Directions – Tally the lines of the listing that contain the word "JSON", then give the total and nothing else.

::: Exercise materials :::

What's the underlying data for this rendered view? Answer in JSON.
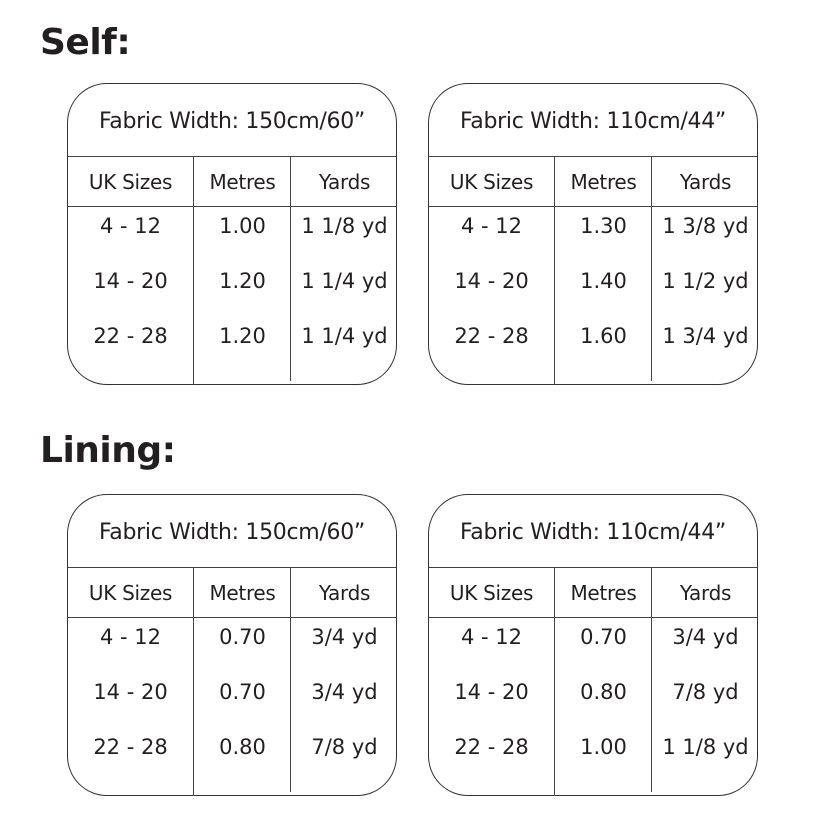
{
  "sections": [
    {
      "title": "Self:",
      "tables": [
        {
          "fabric_width": "Fabric Width: 150cm/60”",
          "columns": [
            "UK Sizes",
            "Metres",
            "Yards"
          ],
          "rows": [
            [
              "4 - 12",
              "1.00",
              "1  1/8 yd"
            ],
            [
              "14 - 20",
              "1.20",
              "1 1/4 yd"
            ],
            [
              "22 - 28",
              "1.20",
              "1 1/4 yd"
            ]
          ]
        },
        {
          "fabric_width": "Fabric Width: 110cm/44”",
          "columns": [
            "UK Sizes",
            "Metres",
            "Yards"
          ],
          "rows": [
            [
              "4 - 12",
              "1.30",
              "1 3/8 yd"
            ],
            [
              "14 - 20",
              "1.40",
              "1 1/2 yd"
            ],
            [
              "22 - 28",
              "1.60",
              "1 3/4 yd"
            ]
          ]
        }
      ]
    },
    {
      "title": "Lining:",
      "tables": [
        {
          "fabric_width": "Fabric Width: 150cm/60”",
          "columns": [
            "UK Sizes",
            "Metres",
            "Yards"
          ],
          "rows": [
            [
              "4 - 12",
              "0.70",
              "3/4 yd"
            ],
            [
              "14 - 20",
              "0.70",
              "3/4 yd"
            ],
            [
              "22 - 28",
              "0.80",
              "7/8 yd"
            ]
          ]
        },
        {
          "fabric_width": "Fabric Width: 110cm/44”",
          "columns": [
            "UK Sizes",
            "Metres",
            "Yards"
          ],
          "rows": [
            [
              "4 - 12",
              "0.70",
              "3/4 yd"
            ],
            [
              "14 - 20",
              "0.80",
              "7/8 yd"
            ],
            [
              "22 - 28",
              "1.00",
              "1 1/8 yd"
            ]
          ]
        }
      ]
    }
  ]
}
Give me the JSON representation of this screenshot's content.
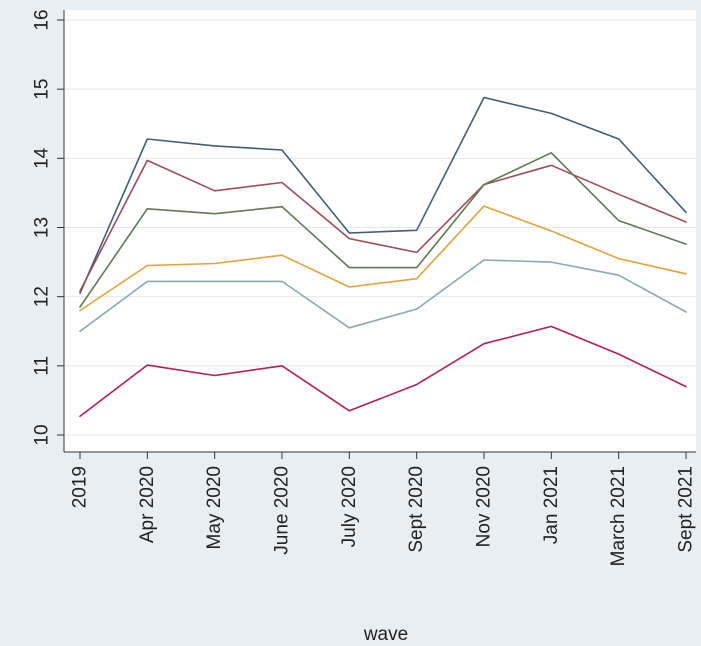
{
  "chart_data": {
    "type": "line",
    "xlabel": "wave",
    "ylabel": "",
    "categories": [
      "2019",
      "Apr 2020",
      "May 2020",
      "June 2020",
      "July 2020",
      "Sept 2020",
      "Nov 2020",
      "Jan 2021",
      "March 2021",
      "Sept 2021"
    ],
    "ylim": [
      10,
      16
    ],
    "yticks": [
      10,
      11,
      12,
      13,
      14,
      15,
      16
    ],
    "grid": "horizontal",
    "legend": "none",
    "series": [
      {
        "color": "#3f5f78",
        "values": [
          12.05,
          14.28,
          14.18,
          14.12,
          12.92,
          12.96,
          14.88,
          14.65,
          14.28,
          13.22
        ]
      },
      {
        "color": "#a04b58",
        "values": [
          12.08,
          13.97,
          13.53,
          13.65,
          12.84,
          12.64,
          13.62,
          13.9,
          13.48,
          13.08
        ]
      },
      {
        "color": "#5e7a52",
        "values": [
          11.85,
          13.27,
          13.2,
          13.3,
          12.42,
          12.42,
          13.62,
          14.08,
          13.1,
          12.76
        ]
      },
      {
        "color": "#e6a23a",
        "values": [
          11.8,
          12.45,
          12.48,
          12.6,
          12.14,
          12.26,
          13.31,
          12.95,
          12.55,
          12.33
        ]
      },
      {
        "color": "#8aa9b3",
        "values": [
          11.5,
          12.22,
          12.22,
          12.22,
          11.55,
          11.82,
          12.53,
          12.5,
          12.31,
          11.78
        ]
      },
      {
        "color": "#b51f4e",
        "values": [
          10.27,
          11.01,
          10.86,
          11.0,
          10.35,
          10.73,
          11.32,
          11.57,
          11.17,
          10.7
        ]
      }
    ]
  }
}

:::

Output of the task – 2